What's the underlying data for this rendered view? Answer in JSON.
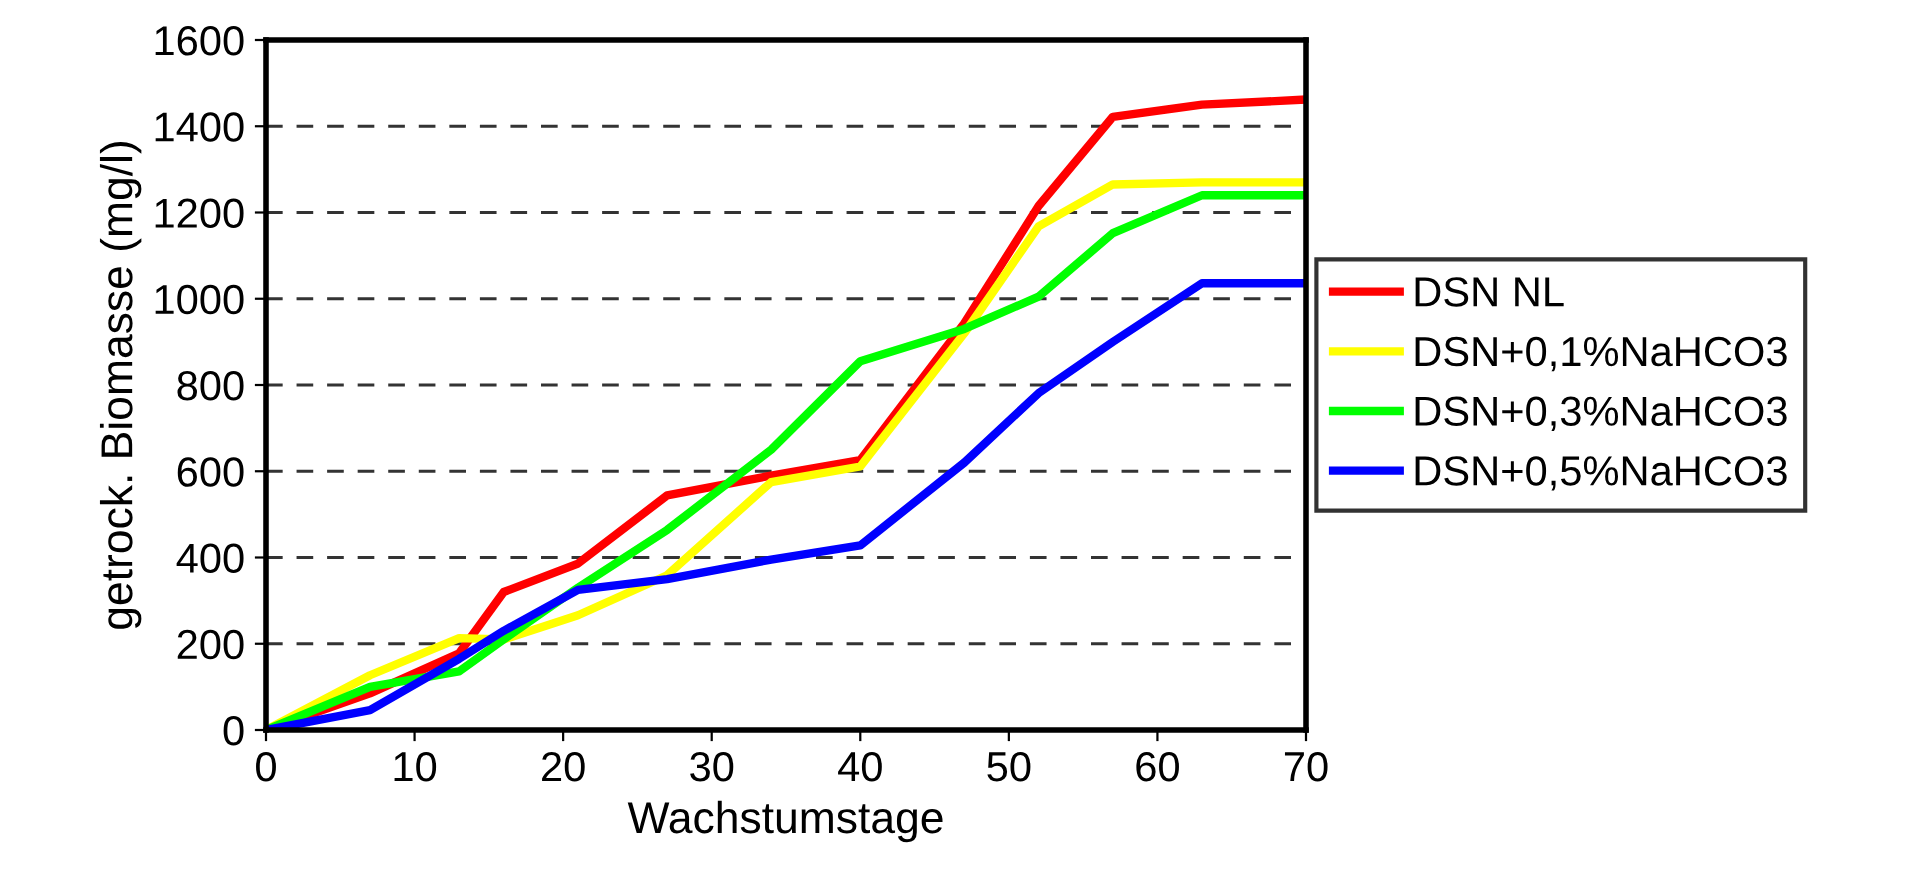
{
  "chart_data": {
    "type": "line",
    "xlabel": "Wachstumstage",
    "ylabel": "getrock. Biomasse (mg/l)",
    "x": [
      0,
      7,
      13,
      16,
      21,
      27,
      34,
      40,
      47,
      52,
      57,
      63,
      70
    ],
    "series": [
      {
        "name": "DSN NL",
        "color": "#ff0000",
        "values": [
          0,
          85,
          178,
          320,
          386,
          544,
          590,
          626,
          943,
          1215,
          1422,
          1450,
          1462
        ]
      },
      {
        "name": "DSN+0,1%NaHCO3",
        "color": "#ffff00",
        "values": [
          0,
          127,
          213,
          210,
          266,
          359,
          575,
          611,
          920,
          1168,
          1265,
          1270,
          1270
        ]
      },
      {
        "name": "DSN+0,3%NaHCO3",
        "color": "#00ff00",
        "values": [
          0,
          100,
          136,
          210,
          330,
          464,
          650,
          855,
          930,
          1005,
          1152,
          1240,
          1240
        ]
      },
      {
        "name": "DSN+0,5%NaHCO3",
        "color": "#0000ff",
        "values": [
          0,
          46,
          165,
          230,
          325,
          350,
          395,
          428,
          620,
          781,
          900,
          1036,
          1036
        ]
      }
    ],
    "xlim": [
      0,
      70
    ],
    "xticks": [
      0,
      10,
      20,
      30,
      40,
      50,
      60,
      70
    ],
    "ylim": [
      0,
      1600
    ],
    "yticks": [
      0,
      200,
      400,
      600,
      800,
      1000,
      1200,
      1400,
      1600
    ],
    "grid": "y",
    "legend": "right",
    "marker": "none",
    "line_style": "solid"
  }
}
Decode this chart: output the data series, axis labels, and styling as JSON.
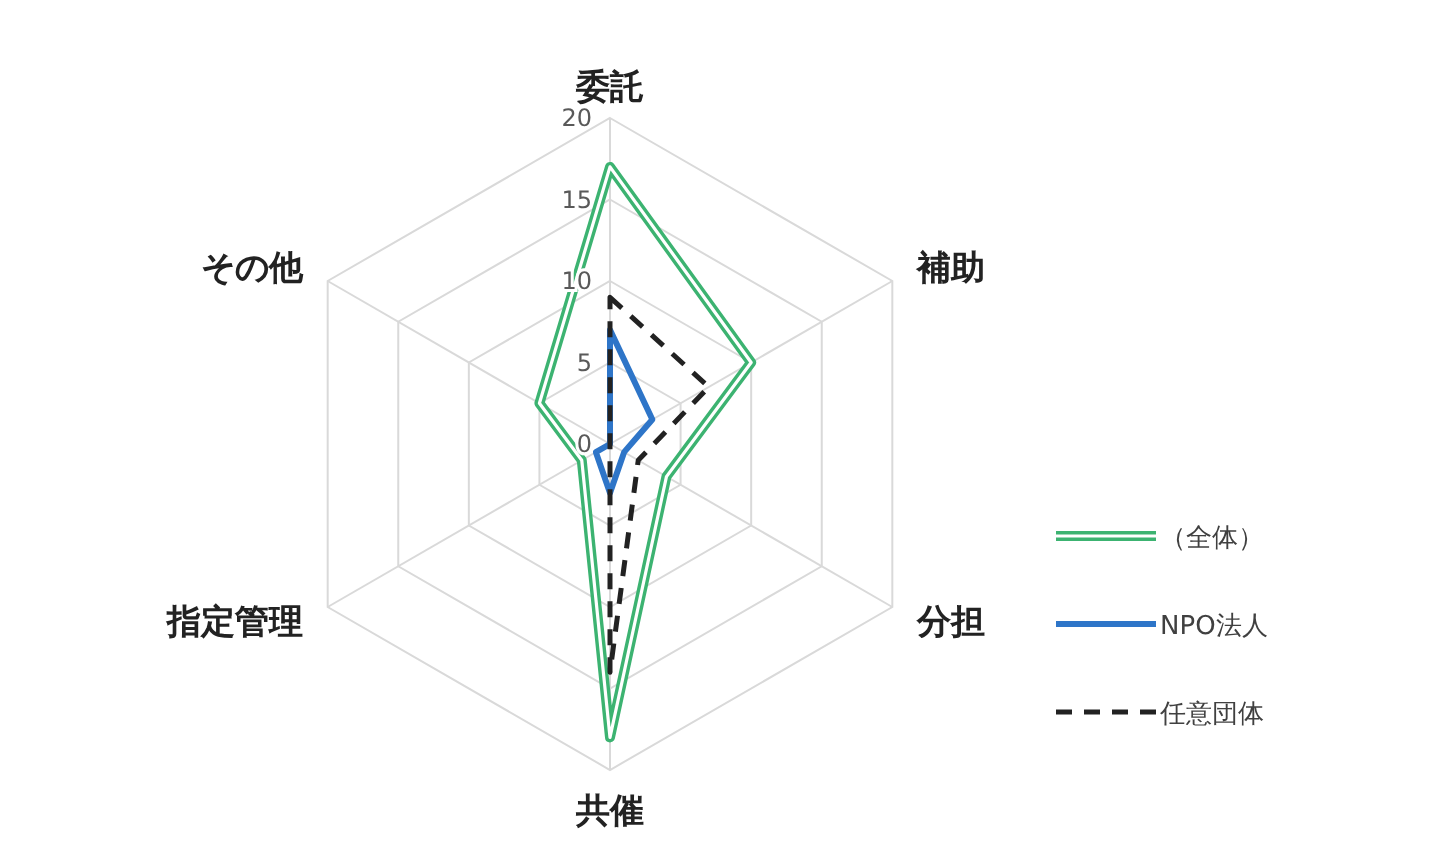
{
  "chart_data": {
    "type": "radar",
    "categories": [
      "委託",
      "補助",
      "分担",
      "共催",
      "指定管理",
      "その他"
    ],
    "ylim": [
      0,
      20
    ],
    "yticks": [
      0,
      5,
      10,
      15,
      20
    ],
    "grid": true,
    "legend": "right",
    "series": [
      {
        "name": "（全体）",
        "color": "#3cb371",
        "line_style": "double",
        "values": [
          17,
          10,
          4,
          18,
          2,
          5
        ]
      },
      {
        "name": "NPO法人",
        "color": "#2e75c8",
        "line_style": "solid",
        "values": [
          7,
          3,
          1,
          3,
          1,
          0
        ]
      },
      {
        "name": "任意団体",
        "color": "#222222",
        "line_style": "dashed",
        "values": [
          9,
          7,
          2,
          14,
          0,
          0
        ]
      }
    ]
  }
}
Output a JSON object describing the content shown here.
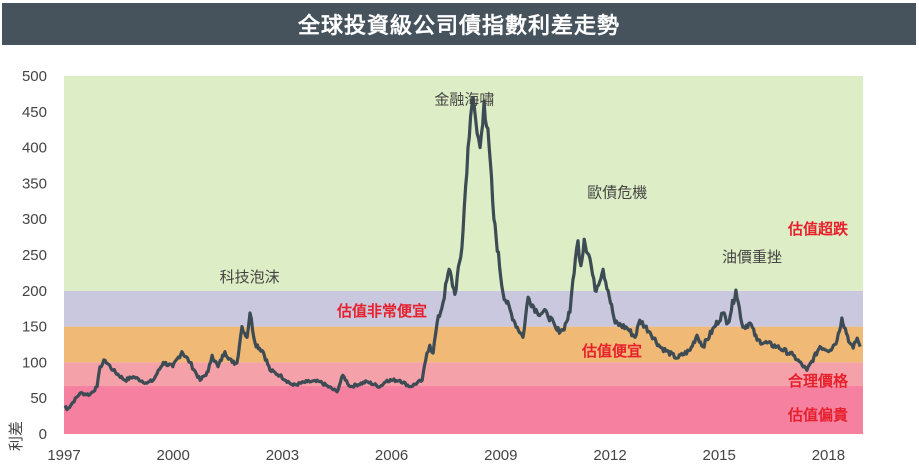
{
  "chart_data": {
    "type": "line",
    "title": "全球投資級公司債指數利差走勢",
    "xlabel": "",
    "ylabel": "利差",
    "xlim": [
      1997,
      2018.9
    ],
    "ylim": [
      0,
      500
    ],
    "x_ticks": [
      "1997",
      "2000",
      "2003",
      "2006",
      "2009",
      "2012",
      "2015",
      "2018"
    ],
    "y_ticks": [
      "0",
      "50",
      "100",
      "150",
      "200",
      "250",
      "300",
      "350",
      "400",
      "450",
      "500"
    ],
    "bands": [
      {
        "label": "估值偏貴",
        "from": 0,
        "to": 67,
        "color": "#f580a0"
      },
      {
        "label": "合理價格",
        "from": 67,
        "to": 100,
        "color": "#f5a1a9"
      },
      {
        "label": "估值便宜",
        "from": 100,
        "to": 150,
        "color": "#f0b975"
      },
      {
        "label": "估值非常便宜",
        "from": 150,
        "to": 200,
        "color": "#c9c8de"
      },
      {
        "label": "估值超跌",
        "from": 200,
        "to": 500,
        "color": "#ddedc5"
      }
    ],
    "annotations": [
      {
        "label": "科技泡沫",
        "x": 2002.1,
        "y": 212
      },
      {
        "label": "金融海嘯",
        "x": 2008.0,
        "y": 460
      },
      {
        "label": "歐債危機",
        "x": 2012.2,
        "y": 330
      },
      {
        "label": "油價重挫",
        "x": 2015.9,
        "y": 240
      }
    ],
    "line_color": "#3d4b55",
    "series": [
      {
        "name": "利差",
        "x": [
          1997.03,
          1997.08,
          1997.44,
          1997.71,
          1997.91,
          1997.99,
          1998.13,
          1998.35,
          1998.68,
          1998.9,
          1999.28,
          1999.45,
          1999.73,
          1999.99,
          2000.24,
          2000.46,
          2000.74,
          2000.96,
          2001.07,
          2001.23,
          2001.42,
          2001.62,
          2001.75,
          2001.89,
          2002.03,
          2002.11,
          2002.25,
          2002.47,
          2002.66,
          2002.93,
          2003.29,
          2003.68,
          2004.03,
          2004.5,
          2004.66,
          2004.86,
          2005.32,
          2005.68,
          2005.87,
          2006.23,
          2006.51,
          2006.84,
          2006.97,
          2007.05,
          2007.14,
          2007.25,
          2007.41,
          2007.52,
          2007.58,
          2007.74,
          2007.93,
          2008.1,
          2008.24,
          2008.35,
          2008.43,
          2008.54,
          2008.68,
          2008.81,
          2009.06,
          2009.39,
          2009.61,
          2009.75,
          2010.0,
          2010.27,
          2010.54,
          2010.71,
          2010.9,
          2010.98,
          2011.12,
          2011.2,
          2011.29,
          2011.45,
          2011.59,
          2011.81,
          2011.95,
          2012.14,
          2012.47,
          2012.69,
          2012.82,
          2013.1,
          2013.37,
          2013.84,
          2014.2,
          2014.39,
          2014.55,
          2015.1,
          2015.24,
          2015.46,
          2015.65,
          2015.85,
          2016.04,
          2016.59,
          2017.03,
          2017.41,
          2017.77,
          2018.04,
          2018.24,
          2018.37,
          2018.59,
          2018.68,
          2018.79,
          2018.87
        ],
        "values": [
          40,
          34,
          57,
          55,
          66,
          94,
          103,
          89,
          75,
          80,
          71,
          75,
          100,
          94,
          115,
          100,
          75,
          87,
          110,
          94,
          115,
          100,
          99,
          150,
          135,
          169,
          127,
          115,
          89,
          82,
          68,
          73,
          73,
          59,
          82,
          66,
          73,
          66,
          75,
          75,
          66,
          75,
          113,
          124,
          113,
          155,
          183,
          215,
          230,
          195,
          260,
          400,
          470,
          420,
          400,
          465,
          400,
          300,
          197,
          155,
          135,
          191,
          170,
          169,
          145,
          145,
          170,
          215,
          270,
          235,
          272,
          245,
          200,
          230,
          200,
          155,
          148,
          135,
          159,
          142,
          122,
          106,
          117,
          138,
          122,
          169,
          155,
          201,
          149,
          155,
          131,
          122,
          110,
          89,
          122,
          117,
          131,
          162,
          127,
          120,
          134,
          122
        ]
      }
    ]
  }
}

━━━━━━━━━━━━━━━━━━━━

▶ _EXERCISE AIM_:
Look through the records and gather every line containing "this".

▶ _PROBLEM SOLUTION_:
What's the underlying data for this rendered view? Answer in JSON.
Decode this chart: output the data series, axis labels, and styling as JSON.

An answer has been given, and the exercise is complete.